Records for this exercise:
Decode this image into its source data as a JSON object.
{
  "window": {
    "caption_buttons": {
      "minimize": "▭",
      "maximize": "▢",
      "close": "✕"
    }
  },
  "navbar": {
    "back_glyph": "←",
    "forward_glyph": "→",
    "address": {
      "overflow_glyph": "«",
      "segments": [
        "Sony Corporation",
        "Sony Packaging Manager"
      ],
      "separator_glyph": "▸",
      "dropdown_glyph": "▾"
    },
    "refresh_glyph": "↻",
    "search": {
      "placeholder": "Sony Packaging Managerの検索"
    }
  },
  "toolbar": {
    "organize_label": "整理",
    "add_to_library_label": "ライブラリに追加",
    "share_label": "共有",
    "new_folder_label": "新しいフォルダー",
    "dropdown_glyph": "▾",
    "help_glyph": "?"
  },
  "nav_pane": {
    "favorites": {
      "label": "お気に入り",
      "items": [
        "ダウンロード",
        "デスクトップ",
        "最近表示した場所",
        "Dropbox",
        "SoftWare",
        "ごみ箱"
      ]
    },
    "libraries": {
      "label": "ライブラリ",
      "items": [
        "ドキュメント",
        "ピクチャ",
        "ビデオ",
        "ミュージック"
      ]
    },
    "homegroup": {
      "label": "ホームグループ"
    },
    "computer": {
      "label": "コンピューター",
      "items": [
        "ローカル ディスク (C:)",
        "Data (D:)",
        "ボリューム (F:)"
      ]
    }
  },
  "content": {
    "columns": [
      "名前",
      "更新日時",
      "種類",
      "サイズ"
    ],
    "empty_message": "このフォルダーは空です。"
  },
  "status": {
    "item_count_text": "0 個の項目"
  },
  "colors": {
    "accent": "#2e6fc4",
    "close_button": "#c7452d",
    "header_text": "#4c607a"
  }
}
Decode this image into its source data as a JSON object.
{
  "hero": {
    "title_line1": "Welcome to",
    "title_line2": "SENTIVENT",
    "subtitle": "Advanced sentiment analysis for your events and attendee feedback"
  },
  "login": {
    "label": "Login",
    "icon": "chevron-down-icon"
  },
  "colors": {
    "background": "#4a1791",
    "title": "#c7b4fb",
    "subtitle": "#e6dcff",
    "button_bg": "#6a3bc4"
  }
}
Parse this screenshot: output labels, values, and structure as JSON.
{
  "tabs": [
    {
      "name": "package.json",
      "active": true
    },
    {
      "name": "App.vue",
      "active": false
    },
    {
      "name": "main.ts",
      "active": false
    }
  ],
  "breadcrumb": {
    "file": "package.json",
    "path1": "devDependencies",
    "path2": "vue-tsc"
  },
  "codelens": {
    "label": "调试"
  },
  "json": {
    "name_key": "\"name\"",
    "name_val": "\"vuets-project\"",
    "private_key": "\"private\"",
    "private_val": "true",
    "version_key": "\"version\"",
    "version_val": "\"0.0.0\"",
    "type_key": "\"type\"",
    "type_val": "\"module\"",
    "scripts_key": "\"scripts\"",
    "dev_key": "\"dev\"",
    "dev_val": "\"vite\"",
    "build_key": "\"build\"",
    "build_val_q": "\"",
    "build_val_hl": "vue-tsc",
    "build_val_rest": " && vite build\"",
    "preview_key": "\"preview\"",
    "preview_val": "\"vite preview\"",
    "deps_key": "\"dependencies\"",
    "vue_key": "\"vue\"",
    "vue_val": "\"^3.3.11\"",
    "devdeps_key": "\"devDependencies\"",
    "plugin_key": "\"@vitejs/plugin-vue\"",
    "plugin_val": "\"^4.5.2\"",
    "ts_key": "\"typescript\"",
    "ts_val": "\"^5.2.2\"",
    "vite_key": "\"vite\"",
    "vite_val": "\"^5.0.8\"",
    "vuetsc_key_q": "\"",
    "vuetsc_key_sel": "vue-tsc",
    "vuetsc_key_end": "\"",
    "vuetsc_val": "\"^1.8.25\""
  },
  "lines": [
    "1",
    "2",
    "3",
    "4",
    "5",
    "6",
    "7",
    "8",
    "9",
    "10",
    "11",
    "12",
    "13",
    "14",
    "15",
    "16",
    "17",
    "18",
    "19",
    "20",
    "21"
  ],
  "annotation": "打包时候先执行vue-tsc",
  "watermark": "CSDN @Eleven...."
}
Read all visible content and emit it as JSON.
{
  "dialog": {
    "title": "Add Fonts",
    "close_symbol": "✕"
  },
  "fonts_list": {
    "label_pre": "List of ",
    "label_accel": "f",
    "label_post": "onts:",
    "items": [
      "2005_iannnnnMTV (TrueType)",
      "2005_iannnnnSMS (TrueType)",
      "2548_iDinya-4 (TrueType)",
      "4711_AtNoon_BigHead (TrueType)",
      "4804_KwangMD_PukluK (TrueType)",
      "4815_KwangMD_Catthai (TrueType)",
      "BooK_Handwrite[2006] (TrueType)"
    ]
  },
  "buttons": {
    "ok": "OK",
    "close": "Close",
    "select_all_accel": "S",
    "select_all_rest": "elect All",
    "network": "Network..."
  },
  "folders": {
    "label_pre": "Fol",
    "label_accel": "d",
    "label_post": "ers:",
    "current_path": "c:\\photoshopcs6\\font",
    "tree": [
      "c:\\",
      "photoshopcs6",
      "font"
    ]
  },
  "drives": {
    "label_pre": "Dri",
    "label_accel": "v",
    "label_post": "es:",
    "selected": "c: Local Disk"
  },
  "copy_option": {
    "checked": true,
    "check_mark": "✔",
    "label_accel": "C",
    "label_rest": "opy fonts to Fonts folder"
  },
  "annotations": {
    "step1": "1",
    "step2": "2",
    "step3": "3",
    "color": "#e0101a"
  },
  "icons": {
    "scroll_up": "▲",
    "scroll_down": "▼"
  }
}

Goal of the exercise: Exact copies of all the records are required.

Answer:
Decode this image into its source data as a JSON object.
{
  "window": {
    "caption_buttons": {
      "minimize": "▭",
      "maximize": "▢",
      "close": "✕"
    }
  },
  "navbar": {
    "back_glyph": "←",
    "forward_glyph": "→",
    "address": {
      "overflow_glyph": "«",
      "segments": [
        "Sony Corporation",
        "Sony Packaging Manager"
      ],
      "separator_glyph": "▸",
      "dropdown_glyph": "▾"
    },
    "refresh_glyph": "↻",
    "search": {
      "placeholder": "Sony Packaging Managerの検索"
    }
  },
  "toolbar": {
    "organize_label": "整理",
    "add_to_library_label": "ライブラリに追加",
    "share_label": "共有",
    "new_folder_label": "新しいフォルダー",
    "dropdown_glyph": "▾",
    "help_glyph": "?"
  },
  "nav_pane": {
    "favorites": {
      "label": "お気に入り",
      "items": [
        "ダウンロード",
        "デスクトップ",
        "最近表示した場所",
        "Dropbox",
        "SoftWare",
        "ごみ箱"
      ]
    },
    "libraries": {
      "label": "ライブラリ",
      "items": [
        "ドキュメント",
        "ピクチャ",
        "ビデオ",
        "ミュージック"
      ]
    },
    "homegroup": {
      "label": "ホームグループ"
    },
    "computer": {
      "label": "コンピューター",
      "items": [
        "ローカル ディスク (C:)",
        "Data (D:)",
        "ボリューム (F:)"
      ]
    }
  },
  "content": {
    "columns": [
      "名前",
      "更新日時",
      "種類",
      "サイズ"
    ],
    "empty_message": "このフォルダーは空です。"
  },
  "status": {
    "item_count_text": "0 個の項目"
  },
  "colors": {
    "accent": "#2e6fc4",
    "close_button": "#c7452d",
    "header_text": "#4c607a"
  }
}
Decode this image into its source data as a JSON object.
{
  "hero": {
    "title_line1": "Welcome to",
    "title_line2": "SENTIVENT",
    "subtitle": "Advanced sentiment analysis for your events and attendee feedback"
  },
  "login": {
    "label": "Login",
    "icon": "chevron-down-icon"
  },
  "colors": {
    "background": "#4a1791",
    "title": "#c7b4fb",
    "subtitle": "#e6dcff",
    "button_bg": "#6a3bc4"
  }
}
Parse this screenshot: output labels, values, and structure as JSON.
{
  "tabs": [
    {
      "name": "package.json",
      "active": true
    },
    {
      "name": "App.vue",
      "active": false
    },
    {
      "name": "main.ts",
      "active": false
    }
  ],
  "breadcrumb": {
    "file": "package.json",
    "path1": "devDependencies",
    "path2": "vue-tsc"
  },
  "codelens": {
    "label": "调试"
  },
  "json": {
    "name_key": "\"name\"",
    "name_val": "\"vuets-project\"",
    "private_key": "\"private\"",
    "private_val": "true",
    "version_key": "\"version\"",
    "version_val": "\"0.0.0\"",
    "type_key": "\"type\"",
    "type_val": "\"module\"",
    "scripts_key": "\"scripts\"",
    "dev_key": "\"dev\"",
    "dev_val": "\"vite\"",
    "build_key": "\"build\"",
    "build_val_q": "\"",
    "build_val_hl": "vue-tsc",
    "build_val_rest": " && vite build\"",
    "preview_key": "\"preview\"",
    "preview_val": "\"vite preview\"",
    "deps_key": "\"dependencies\"",
    "vue_key": "\"vue\"",
    "vue_val": "\"^3.3.11\"",
    "devdeps_key": "\"devDependencies\"",
    "plugin_key": "\"@vitejs/plugin-vue\"",
    "plugin_val": "\"^4.5.2\"",
    "ts_key": "\"typescript\"",
    "ts_val": "\"^5.2.2\"",
    "vite_key": "\"vite\"",
    "vite_val": "\"^5.0.8\"",
    "vuetsc_key_q": "\"",
    "vuetsc_key_sel": "vue-tsc",
    "vuetsc_key_end": "\"",
    "vuetsc_val": "\"^1.8.25\""
  },
  "lines": [
    "1",
    "2",
    "3",
    "4",
    "5",
    "6",
    "7",
    "8",
    "9",
    "10",
    "11",
    "12",
    "13",
    "14",
    "15",
    "16",
    "17",
    "18",
    "19",
    "20",
    "21"
  ],
  "annotation": "打包时候先执行vue-tsc",
  "watermark": "CSDN @Eleven...."
}
Read all visible content and emit it as JSON.
{
  "dialog": {
    "title": "Add Fonts",
    "close_symbol": "✕"
  },
  "fonts_list": {
    "label_pre": "List of ",
    "label_accel": "f",
    "label_post": "onts:",
    "items": [
      "2005_iannnnnMTV (TrueType)",
      "2005_iannnnnSMS (TrueType)",
      "2548_iDinya-4 (TrueType)",
      "4711_AtNoon_BigHead (TrueType)",
      "4804_KwangMD_PukluK (TrueType)",
      "4815_KwangMD_Catthai (TrueType)",
      "BooK_Handwrite[2006] (TrueType)"
    ]
  },
  "buttons": {
    "ok": "OK",
    "close": "Close",
    "select_all_accel": "S",
    "select_all_rest": "elect All",
    "network": "Network..."
  },
  "folders": {
    "label_pre": "Fol",
    "label_accel": "d",
    "label_post": "ers:",
    "current_path": "c:\\photoshopcs6\\font",
    "tree": [
      "c:\\",
      "photoshopcs6",
      "font"
    ]
  },
  "drives": {
    "label_pre": "Dri",
    "label_accel": "v",
    "label_post": "es:",
    "selected": "c: Local Disk"
  },
  "copy_option": {
    "checked": true,
    "check_mark": "✔",
    "label_accel": "C",
    "label_rest": "opy fonts to Fonts folder"
  },
  "annotations": {
    "step1": "1",
    "step2": "2",
    "step3": "3",
    "color": "#e0101a"
  },
  "icons": {
    "scroll_up": "▲",
    "scroll_down": "▼"
  }
}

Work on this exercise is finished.